### Exercise
Exactly as they appear, copy the lines of the listing from the one containing "Serialize everything readable" through the final line, both included, and nothing else.

[Excerpts from a figure dataset]

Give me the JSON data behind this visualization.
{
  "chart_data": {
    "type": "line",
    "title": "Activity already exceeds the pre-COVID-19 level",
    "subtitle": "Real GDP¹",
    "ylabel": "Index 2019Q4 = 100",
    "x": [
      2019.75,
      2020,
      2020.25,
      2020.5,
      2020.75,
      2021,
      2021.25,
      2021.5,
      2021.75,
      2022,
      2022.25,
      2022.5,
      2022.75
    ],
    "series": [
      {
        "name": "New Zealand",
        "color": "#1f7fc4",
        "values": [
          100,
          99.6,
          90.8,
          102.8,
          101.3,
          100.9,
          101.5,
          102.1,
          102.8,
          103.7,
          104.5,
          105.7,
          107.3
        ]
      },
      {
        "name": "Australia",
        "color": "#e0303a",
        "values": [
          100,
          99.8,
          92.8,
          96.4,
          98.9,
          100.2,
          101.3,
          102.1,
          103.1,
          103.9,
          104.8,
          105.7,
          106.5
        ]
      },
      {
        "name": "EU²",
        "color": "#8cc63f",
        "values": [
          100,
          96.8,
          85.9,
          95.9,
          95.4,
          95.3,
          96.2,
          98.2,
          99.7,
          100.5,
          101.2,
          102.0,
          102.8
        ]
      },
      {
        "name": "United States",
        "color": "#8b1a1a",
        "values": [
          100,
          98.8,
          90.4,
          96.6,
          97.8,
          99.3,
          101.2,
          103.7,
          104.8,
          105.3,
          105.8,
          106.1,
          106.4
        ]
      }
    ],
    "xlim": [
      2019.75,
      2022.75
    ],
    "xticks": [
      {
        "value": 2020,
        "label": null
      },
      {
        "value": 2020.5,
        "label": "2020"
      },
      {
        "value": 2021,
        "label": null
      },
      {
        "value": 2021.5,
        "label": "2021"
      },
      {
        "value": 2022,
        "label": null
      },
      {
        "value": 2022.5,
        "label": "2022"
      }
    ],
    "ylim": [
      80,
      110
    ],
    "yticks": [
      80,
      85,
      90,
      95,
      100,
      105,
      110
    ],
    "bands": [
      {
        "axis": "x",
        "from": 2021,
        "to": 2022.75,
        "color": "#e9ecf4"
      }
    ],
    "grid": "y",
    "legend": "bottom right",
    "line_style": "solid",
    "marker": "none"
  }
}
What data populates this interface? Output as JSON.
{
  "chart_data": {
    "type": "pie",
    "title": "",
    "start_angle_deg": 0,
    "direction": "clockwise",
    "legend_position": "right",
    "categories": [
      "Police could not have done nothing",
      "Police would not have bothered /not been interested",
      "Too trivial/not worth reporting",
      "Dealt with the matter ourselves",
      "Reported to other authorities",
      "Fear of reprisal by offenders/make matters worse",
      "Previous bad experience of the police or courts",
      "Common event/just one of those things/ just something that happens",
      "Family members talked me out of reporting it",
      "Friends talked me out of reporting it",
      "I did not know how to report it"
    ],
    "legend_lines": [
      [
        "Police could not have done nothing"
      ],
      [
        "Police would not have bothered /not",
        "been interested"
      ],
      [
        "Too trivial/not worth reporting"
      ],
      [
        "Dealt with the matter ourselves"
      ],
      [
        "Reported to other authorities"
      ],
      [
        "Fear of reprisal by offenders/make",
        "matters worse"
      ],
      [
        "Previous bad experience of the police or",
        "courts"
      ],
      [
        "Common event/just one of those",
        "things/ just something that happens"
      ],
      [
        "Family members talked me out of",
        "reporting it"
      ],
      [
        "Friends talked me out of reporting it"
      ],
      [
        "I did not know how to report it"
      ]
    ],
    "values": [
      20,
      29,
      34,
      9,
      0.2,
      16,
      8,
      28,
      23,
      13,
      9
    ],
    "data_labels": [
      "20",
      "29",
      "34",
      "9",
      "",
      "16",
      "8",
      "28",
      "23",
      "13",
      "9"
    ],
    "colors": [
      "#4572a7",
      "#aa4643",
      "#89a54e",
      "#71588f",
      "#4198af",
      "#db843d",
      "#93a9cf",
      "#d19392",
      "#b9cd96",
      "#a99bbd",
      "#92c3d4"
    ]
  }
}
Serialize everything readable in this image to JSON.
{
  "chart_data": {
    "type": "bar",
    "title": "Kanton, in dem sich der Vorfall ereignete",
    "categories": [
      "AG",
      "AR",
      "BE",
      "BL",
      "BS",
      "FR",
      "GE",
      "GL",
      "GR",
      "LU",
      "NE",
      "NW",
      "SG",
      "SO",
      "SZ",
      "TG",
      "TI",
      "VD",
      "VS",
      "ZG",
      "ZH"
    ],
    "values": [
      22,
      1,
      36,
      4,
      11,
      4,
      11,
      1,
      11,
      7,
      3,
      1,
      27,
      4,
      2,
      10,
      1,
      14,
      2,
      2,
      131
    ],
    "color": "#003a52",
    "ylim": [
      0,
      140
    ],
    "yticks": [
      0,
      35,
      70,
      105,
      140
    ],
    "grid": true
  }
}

### Correct response
Serialize everything readable in this image to JSON.
{
  "chart_data": {
    "type": "bar",
    "title": "Kanton, in dem sich der Vorfall ereignete",
    "categories": [
      "AG",
      "AR",
      "BE",
      "BL",
      "BS",
      "FR",
      "GE",
      "GL",
      "GR",
      "LU",
      "NE",
      "NW",
      "SG",
      "SO",
      "SZ",
      "TG",
      "TI",
      "VD",
      "VS",
      "ZG",
      "ZH"
    ],
    "values": [
      22,
      1,
      36,
      4,
      11,
      4,
      11,
      1,
      11,
      7,
      3,
      1,
      27,
      4,
      2,
      10,
      1,
      14,
      2,
      2,
      131
    ],
    "color": "#003a52",
    "ylim": [
      0,
      140
    ],
    "yticks": [
      0,
      35,
      70,
      105,
      140
    ],
    "grid": true
  }
}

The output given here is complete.